INSTRUCTIONS TO FOLLOW - Copy each line holding the string "document".

Dataset records:
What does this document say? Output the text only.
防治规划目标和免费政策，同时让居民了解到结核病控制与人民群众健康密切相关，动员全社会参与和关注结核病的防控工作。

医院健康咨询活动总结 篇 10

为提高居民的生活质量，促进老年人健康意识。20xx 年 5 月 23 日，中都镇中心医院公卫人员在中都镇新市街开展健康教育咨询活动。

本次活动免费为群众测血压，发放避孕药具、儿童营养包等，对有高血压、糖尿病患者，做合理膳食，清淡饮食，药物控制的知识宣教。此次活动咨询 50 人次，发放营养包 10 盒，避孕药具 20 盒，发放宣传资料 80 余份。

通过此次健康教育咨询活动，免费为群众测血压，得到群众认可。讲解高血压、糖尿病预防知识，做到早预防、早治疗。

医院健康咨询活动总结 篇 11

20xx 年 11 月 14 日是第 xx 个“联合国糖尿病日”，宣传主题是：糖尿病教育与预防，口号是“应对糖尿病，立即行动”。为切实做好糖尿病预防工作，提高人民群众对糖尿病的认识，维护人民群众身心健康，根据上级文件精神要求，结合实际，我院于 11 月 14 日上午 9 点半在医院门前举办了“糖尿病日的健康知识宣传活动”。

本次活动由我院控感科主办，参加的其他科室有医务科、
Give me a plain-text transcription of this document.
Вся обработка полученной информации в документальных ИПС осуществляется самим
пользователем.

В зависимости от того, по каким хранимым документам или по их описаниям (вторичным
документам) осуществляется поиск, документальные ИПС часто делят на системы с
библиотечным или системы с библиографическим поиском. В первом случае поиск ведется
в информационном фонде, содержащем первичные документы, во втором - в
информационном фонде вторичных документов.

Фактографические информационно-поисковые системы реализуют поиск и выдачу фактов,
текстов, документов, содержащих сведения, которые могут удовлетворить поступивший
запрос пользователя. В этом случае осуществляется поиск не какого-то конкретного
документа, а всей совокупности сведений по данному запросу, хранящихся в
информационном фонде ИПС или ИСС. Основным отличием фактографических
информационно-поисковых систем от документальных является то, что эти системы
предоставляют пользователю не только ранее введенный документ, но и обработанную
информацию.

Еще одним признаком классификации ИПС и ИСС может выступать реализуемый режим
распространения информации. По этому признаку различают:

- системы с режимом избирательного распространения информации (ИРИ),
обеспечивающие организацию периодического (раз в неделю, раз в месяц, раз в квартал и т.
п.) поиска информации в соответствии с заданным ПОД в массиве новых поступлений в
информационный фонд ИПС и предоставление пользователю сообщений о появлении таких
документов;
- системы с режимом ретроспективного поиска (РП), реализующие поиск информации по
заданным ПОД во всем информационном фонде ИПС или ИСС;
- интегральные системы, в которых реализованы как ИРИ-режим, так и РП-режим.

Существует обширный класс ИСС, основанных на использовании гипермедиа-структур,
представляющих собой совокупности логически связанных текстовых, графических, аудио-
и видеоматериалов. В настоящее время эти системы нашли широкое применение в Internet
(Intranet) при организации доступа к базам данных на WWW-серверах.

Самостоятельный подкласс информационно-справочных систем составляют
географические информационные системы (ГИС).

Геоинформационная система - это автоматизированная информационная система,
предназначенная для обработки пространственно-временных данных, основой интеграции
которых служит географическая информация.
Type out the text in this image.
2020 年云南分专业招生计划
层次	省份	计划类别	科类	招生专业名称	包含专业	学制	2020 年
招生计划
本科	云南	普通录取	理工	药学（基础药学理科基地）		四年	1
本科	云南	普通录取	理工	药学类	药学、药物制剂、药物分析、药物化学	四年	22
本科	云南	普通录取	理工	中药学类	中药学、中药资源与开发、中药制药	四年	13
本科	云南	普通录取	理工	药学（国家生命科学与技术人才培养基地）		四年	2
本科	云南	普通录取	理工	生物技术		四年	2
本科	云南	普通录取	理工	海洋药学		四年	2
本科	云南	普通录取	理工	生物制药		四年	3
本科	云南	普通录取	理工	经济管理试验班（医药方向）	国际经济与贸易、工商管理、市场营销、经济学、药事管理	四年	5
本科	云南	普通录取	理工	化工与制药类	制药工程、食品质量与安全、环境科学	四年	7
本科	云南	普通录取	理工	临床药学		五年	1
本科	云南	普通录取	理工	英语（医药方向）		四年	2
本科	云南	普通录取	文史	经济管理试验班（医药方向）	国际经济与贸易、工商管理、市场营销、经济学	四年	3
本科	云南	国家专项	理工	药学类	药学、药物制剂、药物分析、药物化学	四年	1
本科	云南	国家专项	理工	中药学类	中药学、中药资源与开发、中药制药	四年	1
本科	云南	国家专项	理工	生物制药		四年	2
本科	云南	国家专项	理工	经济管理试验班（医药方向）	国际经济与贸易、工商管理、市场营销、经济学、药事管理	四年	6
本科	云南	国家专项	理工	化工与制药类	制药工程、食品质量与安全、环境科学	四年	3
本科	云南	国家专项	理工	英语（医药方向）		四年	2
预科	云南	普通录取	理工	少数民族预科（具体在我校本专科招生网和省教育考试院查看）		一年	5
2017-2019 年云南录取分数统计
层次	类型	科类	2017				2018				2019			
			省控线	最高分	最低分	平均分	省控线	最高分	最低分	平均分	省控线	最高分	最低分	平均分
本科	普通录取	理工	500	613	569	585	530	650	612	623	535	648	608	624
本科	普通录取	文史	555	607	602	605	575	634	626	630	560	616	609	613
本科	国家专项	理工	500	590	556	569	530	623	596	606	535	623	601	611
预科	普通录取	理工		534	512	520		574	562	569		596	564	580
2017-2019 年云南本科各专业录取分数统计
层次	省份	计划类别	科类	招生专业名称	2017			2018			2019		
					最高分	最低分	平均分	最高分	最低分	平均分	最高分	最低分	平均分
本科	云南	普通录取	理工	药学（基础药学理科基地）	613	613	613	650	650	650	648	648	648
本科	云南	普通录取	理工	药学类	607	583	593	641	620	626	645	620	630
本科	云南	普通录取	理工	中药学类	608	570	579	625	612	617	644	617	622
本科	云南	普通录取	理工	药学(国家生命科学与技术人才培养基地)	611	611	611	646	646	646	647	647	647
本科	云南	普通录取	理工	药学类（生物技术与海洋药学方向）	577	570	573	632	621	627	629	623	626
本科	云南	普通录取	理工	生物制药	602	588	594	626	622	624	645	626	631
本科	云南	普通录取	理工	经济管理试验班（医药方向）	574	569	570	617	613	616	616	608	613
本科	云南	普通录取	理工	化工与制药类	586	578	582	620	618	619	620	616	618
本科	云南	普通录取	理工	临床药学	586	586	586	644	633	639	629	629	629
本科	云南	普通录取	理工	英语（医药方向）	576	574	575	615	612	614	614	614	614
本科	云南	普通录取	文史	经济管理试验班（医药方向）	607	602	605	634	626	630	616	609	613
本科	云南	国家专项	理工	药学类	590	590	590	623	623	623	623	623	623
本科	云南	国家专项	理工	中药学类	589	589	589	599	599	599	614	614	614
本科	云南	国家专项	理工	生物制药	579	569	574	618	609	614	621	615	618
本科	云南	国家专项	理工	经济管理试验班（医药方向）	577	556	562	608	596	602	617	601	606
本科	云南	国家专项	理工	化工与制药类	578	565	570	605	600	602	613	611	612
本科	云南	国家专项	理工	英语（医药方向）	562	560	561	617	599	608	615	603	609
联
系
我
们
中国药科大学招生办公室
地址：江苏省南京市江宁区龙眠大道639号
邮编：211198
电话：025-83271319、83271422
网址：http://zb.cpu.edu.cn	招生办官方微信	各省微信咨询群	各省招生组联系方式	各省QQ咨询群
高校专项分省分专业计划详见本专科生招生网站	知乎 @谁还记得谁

SOLUTION TO THIS PROBLEM -
What does this document say? Output the text only.
Give me a plain-text transcription of this document.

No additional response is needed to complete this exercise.